## Short problem
Set down the full listing exactly as given. Any pictures are to be left out.

(Dataset items)
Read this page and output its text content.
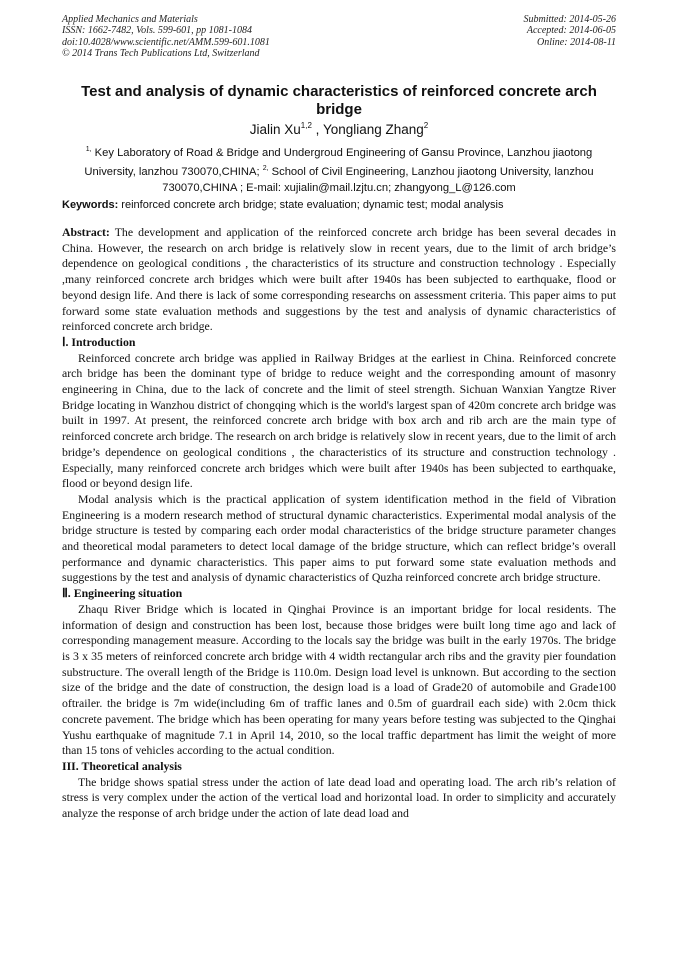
Applied Mechanics and Materials
ISSN: 1662-7482, Vols. 599-601, pp 1081-1084
doi:10.4028/www.scientific.net/AMM.599-601.1081
© 2014 Trans Tech Publications Ltd, Switzerland
Submitted: 2014-05-26
Accepted: 2014-06-05
Online: 2014-08-11
Test and analysis of dynamic characteristics of reinforced concrete arch bridge
Jialin Xu$^{1,2}$ , Yongliang Zhang$^2$
$^{1,}$ Key Laboratory of Road & Bridge and Undergroud Engineering of Gansu Province, Lanzhou jiaotong University, lanzhou 730070,CHINA; $^{2,}$ School of Civil Engineering, Lanzhou jiaotong University, lanzhou 730070,CHINA ; E-mail: xujialin@mail.lzjtu.cn; zhangyong_L@126.com
Keywords: reinforced concrete arch bridge; state evaluation; dynamic test; modal analysis

Abstract: The development and application of the reinforced concrete arch bridge has been several decades in China. However, the research on arch bridge is relatively slow in recent years, due to the limit of arch bridge’s dependence on geological conditions , the characteristics of its structure and construction technology . Especially ,many reinforced concrete arch bridges which were built after 1940s has been subjected to earthquake, flood or beyond design life. And there is lack of some corresponding researchs on assessment criteria. This paper aims to put forward some state evaluation methods and suggestions by the test and analysis of dynamic characteristics of reinforced concrete arch bridge.

Ⅰ. Introduction

Reinforced concrete arch bridge was applied in Railway Bridges at the earliest in China. Reinforced concrete arch bridge has been the dominant type of bridge to reduce weight and the corresponding amount of masonry engineering in China, due to the lack of concrete and the limit of steel strength. Sichuan Wanxian Yangtze River Bridge locating in Wanzhou district of chongqing which is the world's largest span of 420m concrete arch bridge was built in 1997. At present, the reinforced concrete arch bridge with box arch and rib arch are the main type of reinforced concrete arch bridge. The research on arch bridge is relatively slow in recent years, due to the limit of arch bridge’s dependence on geological conditions , the characteristics of its structure and construction technology . Especially, many reinforced concrete arch bridges which were built after 1940s has been subjected to earthquake, flood or beyond design life.

Modal analysis which is the practical application of system identification method in the field of Vibration Engineering is a modern research method of structural dynamic characteristics. Experimental modal analysis of the bridge structure is tested by comparing each order modal characteristics of the bridge structure parameter changes and theoretical modal parameters to detect local damage of the bridge structure, which can reflect bridge’s overall performance and dynamic characteristics. This paper aims to put forward some state evaluation methods and suggestions by the test and analysis of dynamic characteristics of Quzha reinforced concrete arch bridge structure.

Ⅱ. Engineering situation

Zhaqu River Bridge which is located in Qinghai Province is an important bridge for local residents. The information of design and construction has been lost, because those bridges were built long time ago and lack of corresponding management measure. According to the locals say the bridge was built in the early 1970s. The bridge is 3 x 35 meters of reinforced concrete arch bridge with 4 width rectangular arch ribs and the gravity pier foundation substructure. The overall length of the Bridge is 110.0m. Design load level is unknown. But according to the section size of the bridge and the date of construction, the design load is a load of Grade20 of automobile and Grade100 oftrailer. the bridge is 7m wide(including 6m of traffic lanes and 0.5m of guardrail each side) with 2.0cm thick concrete pavement. The bridge which has been operating for many years before testing was subjected to the Qinghai Yushu earthquake of magnitude 7.1 in April 14, 2010, so the local traffic department has limit the weight of more than 15 tons of vehicles according to the actual condition.

III. Theoretical analysis

The bridge shows spatial stress under the action of late dead load and operating load. The arch rib’s relation of stress is very complex under the action of the vertical load and horizontal load. In order to simplicity and accurately analyze the response of arch bridge under the action of late dead load and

## Final answer
Read this page and output its text content.
Applied Mechanics and Materials
ISSN: 1662-7482, Vols. 599-601, pp 1081-1084
doi:10.4028/www.scientific.net/AMM.599-601.1081
© 2014 Trans Tech Publications Ltd, Switzerland
Submitted: 2014-05-26
Accepted: 2014-06-05
Online: 2014-08-11
Test and analysis of dynamic characteristics of reinforced concrete arch bridge
Jialin Xu$^{1,2}$ , Yongliang Zhang$^2$
$^{1,}$ Key Laboratory of Road & Bridge and Undergroud Engineering of Gansu Province, Lanzhou jiaotong University, lanzhou 730070,CHINA; $^{2,}$ School of Civil Engineering, Lanzhou jiaotong University, lanzhou 730070,CHINA ; E-mail: xujialin@mail.lzjtu.cn; zhangyong_L@126.com
Keywords: reinforced concrete arch bridge; state evaluation; dynamic test; modal analysis

Abstract: The development and application of the reinforced concrete arch bridge has been several decades in China. However, the research on arch bridge is relatively slow in recent years, due to the limit of arch bridge’s dependence on geological conditions , the characteristics of its structure and construction technology . Especially ,many reinforced concrete arch bridges which were built after 1940s has been subjected to earthquake, flood or beyond design life. And there is lack of some corresponding researchs on assessment criteria. This paper aims to put forward some state evaluation methods and suggestions by the test and analysis of dynamic characteristics of reinforced concrete arch bridge.

Ⅰ. Introduction

Reinforced concrete arch bridge was applied in Railway Bridges at the earliest in China. Reinforced concrete arch bridge has been the dominant type of bridge to reduce weight and the corresponding amount of masonry engineering in China, due to the lack of concrete and the limit of steel strength. Sichuan Wanxian Yangtze River Bridge locating in Wanzhou district of chongqing which is the world's largest span of 420m concrete arch bridge was built in 1997. At present, the reinforced concrete arch bridge with box arch and rib arch are the main type of reinforced concrete arch bridge. The research on arch bridge is relatively slow in recent years, due to the limit of arch bridge’s dependence on geological conditions , the characteristics of its structure and construction technology . Especially, many reinforced concrete arch bridges which were built after 1940s has been subjected to earthquake, flood or beyond design life.

Modal analysis which is the practical application of system identification method in the field of Vibration Engineering is a modern research method of structural dynamic characteristics. Experimental modal analysis of the bridge structure is tested by comparing each order modal characteristics of the bridge structure parameter changes and theoretical modal parameters to detect local damage of the bridge structure, which can reflect bridge’s overall performance and dynamic characteristics. This paper aims to put forward some state evaluation methods and suggestions by the test and analysis of dynamic characteristics of Quzha reinforced concrete arch bridge structure.

Ⅱ. Engineering situation

Zhaqu River Bridge which is located in Qinghai Province is an important bridge for local residents. The information of design and construction has been lost, because those bridges were built long time ago and lack of corresponding management measure. According to the locals say the bridge was built in the early 1970s. The bridge is 3 x 35 meters of reinforced concrete arch bridge with 4 width rectangular arch ribs and the gravity pier foundation substructure. The overall length of the Bridge is 110.0m. Design load level is unknown. But according to the section size of the bridge and the date of construction, the design load is a load of Grade20 of automobile and Grade100 oftrailer. the bridge is 7m wide(including 6m of traffic lanes and 0.5m of guardrail each side) with 2.0cm thick concrete pavement. The bridge which has been operating for many years before testing was subjected to the Qinghai Yushu earthquake of magnitude 7.1 in April 14, 2010, so the local traffic department has limit the weight of more than 15 tons of vehicles according to the actual condition.

III. Theoretical analysis

The bridge shows spatial stress under the action of late dead load and operating load. The arch rib’s relation of stress is very complex under the action of the vertical load and horizontal load. In order to simplicity and accurately analyze the response of arch bridge under the action of late dead load and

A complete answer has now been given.